* [What you have to do] Reproduce the following material exactly, including every line.

* [Exercise data]
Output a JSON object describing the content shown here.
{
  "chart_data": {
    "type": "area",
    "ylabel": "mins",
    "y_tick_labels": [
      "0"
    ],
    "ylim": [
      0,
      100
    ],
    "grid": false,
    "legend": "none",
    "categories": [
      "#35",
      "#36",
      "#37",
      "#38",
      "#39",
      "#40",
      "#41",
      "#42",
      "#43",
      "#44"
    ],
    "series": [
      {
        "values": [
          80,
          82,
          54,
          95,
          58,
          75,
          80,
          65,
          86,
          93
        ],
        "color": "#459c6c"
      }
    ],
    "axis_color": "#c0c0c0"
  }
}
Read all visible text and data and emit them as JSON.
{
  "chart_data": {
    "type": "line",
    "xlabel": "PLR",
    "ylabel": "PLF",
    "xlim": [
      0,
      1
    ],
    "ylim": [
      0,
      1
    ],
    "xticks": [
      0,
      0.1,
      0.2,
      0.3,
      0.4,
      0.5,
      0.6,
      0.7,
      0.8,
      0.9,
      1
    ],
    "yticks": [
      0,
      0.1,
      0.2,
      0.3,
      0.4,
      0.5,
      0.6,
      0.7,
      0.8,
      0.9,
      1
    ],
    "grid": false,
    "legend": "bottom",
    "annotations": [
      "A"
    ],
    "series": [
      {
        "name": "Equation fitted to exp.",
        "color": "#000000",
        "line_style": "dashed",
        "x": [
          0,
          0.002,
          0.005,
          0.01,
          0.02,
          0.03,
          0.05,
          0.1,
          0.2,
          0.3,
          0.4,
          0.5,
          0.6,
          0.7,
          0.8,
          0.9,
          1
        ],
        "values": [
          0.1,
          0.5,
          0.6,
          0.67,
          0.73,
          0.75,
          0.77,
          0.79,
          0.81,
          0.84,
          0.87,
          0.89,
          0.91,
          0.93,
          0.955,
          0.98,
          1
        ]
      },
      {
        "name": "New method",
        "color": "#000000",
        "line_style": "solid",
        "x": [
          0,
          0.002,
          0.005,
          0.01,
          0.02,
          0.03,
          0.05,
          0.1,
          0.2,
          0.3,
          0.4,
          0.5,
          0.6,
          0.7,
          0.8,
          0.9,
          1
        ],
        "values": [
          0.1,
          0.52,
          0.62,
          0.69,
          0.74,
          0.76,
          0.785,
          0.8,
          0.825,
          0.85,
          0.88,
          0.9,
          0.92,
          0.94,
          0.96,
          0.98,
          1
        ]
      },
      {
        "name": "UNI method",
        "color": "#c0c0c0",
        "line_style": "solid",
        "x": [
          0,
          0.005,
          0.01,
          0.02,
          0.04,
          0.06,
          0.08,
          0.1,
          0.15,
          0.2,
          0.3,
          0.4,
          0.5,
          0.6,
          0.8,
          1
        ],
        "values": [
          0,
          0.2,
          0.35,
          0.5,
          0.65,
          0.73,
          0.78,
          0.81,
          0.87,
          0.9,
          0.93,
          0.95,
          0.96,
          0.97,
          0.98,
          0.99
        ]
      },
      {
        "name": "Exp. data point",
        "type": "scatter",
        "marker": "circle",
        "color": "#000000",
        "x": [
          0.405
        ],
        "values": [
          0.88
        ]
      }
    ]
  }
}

* [Task answer]
Output a JSON object describing the content shown here.
{
  "chart_data": {
    "type": "area",
    "ylabel": "mins",
    "y_tick_labels": [
      "0"
    ],
    "ylim": [
      0,
      100
    ],
    "grid": false,
    "legend": "none",
    "categories": [
      "#35",
      "#36",
      "#37",
      "#38",
      "#39",
      "#40",
      "#41",
      "#42",
      "#43",
      "#44"
    ],
    "series": [
      {
        "values": [
          80,
          82,
          54,
          95,
          58,
          75,
          80,
          65,
          86,
          93
        ],
        "color": "#459c6c"
      }
    ],
    "axis_color": "#c0c0c0"
  }
}
Read all visible text and data and emit them as JSON.
{
  "chart_data": {
    "type": "line",
    "xlabel": "PLR",
    "ylabel": "PLF",
    "xlim": [
      0,
      1
    ],
    "ylim": [
      0,
      1
    ],
    "xticks": [
      0,
      0.1,
      0.2,
      0.3,
      0.4,
      0.5,
      0.6,
      0.7,
      0.8,
      0.9,
      1
    ],
    "yticks": [
      0,
      0.1,
      0.2,
      0.3,
      0.4,
      0.5,
      0.6,
      0.7,
      0.8,
      0.9,
      1
    ],
    "grid": false,
    "legend": "bottom",
    "annotations": [
      "A"
    ],
    "series": [
      {
        "name": "Equation fitted to exp.",
        "color": "#000000",
        "line_style": "dashed",
        "x": [
          0,
          0.002,
          0.005,
          0.01,
          0.02,
          0.03,
          0.05,
          0.1,
          0.2,
          0.3,
          0.4,
          0.5,
          0.6,
          0.7,
          0.8,
          0.9,
          1
        ],
        "values": [
          0.1,
          0.5,
          0.6,
          0.67,
          0.73,
          0.75,
          0.77,
          0.79,
          0.81,
          0.84,
          0.87,
          0.89,
          0.91,
          0.93,
          0.955,
          0.98,
          1
        ]
      },
      {
        "name": "New method",
        "color": "#000000",
        "line_style": "solid",
        "x": [
          0,
          0.002,
          0.005,
          0.01,
          0.02,
          0.03,
          0.05,
          0.1,
          0.2,
          0.3,
          0.4,
          0.5,
          0.6,
          0.7,
          0.8,
          0.9,
          1
        ],
        "values": [
          0.1,
          0.52,
          0.62,
          0.69,
          0.74,
          0.76,
          0.785,
          0.8,
          0.825,
          0.85,
          0.88,
          0.9,
          0.92,
          0.94,
          0.96,
          0.98,
          1
        ]
      },
      {
        "name": "UNI method",
        "color": "#c0c0c0",
        "line_style": "solid",
        "x": [
          0,
          0.005,
          0.01,
          0.02,
          0.04,
          0.06,
          0.08,
          0.1,
          0.15,
          0.2,
          0.3,
          0.4,
          0.5,
          0.6,
          0.8,
          1
        ],
        "values": [
          0,
          0.2,
          0.35,
          0.5,
          0.65,
          0.73,
          0.78,
          0.81,
          0.87,
          0.9,
          0.93,
          0.95,
          0.96,
          0.97,
          0.98,
          0.99
        ]
      },
      {
        "name": "Exp. data point",
        "type": "scatter",
        "marker": "circle",
        "color": "#000000",
        "x": [
          0.405
        ],
        "values": [
          0.88
        ]
      }
    ]
  }
}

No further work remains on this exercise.